> What is expected
Filter the listing below, copying every line in which the word "know" appears.

> Data entries
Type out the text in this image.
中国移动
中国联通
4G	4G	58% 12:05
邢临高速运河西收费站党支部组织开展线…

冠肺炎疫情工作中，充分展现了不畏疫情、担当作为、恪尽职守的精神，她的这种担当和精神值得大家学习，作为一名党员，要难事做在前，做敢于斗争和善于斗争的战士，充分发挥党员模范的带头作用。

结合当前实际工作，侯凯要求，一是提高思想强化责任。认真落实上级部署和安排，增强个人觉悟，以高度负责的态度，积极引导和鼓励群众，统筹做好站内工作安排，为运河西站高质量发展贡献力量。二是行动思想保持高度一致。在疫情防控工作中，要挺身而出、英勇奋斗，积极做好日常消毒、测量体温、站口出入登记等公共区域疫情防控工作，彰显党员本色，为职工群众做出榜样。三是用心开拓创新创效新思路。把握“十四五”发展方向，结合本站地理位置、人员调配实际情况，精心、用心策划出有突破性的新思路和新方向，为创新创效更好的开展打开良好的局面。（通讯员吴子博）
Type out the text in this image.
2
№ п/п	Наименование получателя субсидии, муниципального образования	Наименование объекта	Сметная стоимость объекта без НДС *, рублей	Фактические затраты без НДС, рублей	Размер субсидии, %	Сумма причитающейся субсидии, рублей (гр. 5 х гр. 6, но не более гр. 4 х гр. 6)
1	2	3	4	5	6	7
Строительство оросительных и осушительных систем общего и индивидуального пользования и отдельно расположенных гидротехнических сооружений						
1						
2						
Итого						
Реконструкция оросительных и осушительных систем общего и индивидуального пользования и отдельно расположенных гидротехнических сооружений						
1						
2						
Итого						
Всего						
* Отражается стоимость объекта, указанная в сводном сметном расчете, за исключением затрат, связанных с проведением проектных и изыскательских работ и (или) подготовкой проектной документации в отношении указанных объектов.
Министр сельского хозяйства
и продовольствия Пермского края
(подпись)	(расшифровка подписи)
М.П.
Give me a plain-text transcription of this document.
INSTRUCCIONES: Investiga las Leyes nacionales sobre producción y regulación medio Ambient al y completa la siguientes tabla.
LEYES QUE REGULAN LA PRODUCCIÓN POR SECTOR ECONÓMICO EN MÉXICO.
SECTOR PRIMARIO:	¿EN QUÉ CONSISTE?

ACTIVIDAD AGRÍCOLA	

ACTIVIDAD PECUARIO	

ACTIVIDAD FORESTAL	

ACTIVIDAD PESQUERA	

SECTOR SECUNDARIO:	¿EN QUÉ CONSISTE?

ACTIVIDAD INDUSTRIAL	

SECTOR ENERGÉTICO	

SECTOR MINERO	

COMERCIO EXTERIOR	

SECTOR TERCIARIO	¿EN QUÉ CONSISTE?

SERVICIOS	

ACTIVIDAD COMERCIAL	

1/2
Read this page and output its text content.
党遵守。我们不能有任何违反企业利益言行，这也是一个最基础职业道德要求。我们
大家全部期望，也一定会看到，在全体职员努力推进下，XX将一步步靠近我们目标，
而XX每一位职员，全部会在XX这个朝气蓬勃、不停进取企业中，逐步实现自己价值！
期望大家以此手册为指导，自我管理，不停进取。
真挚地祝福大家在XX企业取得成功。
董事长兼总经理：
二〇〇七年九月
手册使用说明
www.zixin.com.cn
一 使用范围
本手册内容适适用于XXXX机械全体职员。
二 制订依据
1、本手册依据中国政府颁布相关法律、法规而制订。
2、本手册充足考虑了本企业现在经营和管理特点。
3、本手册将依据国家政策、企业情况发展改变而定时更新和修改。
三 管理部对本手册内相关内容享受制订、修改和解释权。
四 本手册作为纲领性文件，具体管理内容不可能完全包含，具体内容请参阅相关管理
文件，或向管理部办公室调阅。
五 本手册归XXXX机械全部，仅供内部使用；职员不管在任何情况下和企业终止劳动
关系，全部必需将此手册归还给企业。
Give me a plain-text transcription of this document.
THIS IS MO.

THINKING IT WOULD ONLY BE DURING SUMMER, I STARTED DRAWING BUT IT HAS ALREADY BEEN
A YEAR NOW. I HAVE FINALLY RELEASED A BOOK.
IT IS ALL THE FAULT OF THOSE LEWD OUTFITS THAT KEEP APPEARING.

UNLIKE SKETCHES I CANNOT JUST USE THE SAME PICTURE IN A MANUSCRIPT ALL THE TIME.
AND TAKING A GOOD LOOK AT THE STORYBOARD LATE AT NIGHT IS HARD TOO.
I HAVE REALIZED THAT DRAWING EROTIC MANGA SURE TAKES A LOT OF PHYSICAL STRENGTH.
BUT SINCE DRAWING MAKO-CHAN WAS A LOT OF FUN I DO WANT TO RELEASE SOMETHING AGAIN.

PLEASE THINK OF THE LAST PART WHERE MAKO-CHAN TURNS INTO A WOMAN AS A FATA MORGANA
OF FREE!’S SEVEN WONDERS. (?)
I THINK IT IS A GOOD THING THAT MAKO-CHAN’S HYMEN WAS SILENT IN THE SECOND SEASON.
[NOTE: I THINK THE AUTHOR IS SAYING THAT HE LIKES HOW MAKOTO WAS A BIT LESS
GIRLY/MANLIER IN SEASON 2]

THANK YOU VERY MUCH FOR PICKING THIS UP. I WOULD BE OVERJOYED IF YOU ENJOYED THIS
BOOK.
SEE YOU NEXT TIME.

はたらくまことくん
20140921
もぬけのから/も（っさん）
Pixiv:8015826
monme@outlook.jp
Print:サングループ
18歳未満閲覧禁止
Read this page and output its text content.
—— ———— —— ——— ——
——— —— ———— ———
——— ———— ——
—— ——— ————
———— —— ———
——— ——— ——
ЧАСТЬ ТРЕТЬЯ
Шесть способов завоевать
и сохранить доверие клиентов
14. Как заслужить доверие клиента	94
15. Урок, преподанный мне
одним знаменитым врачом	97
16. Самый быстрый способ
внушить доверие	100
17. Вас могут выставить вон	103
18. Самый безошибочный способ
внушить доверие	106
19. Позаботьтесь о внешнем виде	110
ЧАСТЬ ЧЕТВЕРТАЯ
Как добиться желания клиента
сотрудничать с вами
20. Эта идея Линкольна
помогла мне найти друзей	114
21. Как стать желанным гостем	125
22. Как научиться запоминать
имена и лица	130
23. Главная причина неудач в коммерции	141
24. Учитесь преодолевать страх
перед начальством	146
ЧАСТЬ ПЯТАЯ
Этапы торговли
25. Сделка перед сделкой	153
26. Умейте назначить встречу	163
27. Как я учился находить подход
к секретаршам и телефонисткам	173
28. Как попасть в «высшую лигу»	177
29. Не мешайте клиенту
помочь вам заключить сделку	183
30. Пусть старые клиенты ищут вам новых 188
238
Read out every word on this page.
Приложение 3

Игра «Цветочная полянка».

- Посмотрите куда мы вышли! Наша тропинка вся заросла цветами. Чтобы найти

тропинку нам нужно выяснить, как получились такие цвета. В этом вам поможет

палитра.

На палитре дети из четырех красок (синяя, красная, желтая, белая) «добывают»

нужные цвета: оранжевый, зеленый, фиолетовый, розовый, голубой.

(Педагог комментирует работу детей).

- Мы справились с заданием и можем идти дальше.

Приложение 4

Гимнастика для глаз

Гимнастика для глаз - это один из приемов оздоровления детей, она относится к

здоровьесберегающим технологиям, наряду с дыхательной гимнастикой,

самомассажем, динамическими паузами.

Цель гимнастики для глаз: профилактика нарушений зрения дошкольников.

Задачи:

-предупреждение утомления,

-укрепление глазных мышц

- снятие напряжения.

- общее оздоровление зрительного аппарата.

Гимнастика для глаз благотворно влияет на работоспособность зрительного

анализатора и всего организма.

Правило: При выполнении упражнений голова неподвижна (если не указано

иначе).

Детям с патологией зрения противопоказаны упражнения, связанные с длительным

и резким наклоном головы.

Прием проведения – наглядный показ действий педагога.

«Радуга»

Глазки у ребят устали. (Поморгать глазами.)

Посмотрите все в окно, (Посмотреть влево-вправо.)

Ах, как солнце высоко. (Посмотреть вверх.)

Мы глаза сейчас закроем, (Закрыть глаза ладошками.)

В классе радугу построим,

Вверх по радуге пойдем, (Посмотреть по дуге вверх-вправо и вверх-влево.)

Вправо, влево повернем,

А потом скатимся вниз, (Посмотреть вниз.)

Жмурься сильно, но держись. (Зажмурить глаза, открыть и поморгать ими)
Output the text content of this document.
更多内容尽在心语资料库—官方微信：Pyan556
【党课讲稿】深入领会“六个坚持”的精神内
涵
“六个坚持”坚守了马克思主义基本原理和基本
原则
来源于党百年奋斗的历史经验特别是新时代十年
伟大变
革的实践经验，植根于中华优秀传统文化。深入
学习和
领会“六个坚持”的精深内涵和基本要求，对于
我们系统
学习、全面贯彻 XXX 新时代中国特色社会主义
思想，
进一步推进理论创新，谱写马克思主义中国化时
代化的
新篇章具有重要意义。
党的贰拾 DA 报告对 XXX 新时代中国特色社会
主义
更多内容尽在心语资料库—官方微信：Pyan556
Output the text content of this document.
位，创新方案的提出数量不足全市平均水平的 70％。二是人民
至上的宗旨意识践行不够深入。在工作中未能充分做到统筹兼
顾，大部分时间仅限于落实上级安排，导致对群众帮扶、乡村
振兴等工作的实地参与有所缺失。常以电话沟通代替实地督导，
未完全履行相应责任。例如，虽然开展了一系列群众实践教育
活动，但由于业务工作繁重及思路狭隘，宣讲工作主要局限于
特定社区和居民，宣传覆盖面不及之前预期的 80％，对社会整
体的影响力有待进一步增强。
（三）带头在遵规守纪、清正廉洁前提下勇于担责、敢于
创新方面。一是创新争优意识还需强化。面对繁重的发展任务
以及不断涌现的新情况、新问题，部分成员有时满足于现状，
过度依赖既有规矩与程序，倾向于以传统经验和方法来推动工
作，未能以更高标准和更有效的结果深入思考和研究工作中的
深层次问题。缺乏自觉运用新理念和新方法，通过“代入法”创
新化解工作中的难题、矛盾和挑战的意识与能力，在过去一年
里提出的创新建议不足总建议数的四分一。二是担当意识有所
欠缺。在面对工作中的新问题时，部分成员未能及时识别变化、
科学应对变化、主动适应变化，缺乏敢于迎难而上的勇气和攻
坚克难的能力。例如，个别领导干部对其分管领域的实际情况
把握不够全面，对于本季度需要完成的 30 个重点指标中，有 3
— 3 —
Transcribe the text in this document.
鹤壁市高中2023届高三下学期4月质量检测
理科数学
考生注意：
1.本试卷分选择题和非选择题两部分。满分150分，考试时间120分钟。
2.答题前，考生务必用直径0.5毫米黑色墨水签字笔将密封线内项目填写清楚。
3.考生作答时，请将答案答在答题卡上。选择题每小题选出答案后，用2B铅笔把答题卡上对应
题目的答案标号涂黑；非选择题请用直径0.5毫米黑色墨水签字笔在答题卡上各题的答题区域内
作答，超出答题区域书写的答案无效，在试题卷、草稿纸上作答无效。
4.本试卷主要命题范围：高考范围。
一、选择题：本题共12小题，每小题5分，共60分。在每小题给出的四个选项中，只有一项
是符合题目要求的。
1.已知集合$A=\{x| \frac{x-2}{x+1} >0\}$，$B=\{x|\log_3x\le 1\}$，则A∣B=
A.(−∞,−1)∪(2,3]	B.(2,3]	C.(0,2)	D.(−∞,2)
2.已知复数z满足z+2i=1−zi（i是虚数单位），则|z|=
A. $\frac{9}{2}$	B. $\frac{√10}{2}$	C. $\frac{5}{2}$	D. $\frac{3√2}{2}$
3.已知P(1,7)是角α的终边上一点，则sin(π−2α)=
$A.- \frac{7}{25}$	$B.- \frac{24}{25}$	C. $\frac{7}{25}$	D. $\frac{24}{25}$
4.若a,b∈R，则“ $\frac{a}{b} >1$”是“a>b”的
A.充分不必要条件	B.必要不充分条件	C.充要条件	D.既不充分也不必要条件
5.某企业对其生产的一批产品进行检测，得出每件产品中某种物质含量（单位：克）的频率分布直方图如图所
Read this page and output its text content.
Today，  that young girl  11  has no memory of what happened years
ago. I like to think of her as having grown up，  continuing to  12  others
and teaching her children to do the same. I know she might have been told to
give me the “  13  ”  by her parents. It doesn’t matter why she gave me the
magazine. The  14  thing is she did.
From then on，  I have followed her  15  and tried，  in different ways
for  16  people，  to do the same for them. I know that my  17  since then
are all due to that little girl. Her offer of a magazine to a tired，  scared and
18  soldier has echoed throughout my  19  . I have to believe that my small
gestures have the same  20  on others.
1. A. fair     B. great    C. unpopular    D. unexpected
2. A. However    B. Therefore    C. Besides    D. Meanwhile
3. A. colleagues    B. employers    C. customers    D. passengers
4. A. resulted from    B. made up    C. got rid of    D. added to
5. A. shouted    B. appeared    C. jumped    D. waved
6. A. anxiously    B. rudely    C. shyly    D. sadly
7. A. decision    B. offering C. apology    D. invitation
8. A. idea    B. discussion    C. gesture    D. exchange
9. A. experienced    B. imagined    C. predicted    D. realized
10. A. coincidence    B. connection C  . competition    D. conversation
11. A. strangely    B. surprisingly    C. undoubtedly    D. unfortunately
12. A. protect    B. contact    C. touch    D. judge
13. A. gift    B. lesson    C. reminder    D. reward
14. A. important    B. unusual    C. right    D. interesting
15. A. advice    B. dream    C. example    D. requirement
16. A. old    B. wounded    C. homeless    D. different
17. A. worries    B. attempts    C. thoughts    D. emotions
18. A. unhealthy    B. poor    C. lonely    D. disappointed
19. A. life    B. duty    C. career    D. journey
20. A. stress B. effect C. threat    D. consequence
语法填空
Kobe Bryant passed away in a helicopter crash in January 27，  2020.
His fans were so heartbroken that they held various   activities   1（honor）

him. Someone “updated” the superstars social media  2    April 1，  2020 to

> Solution to this exercise
and teaching her children to do the same. I know she might have been told to
for  16  people，  to do the same for them. I know that my  17  since then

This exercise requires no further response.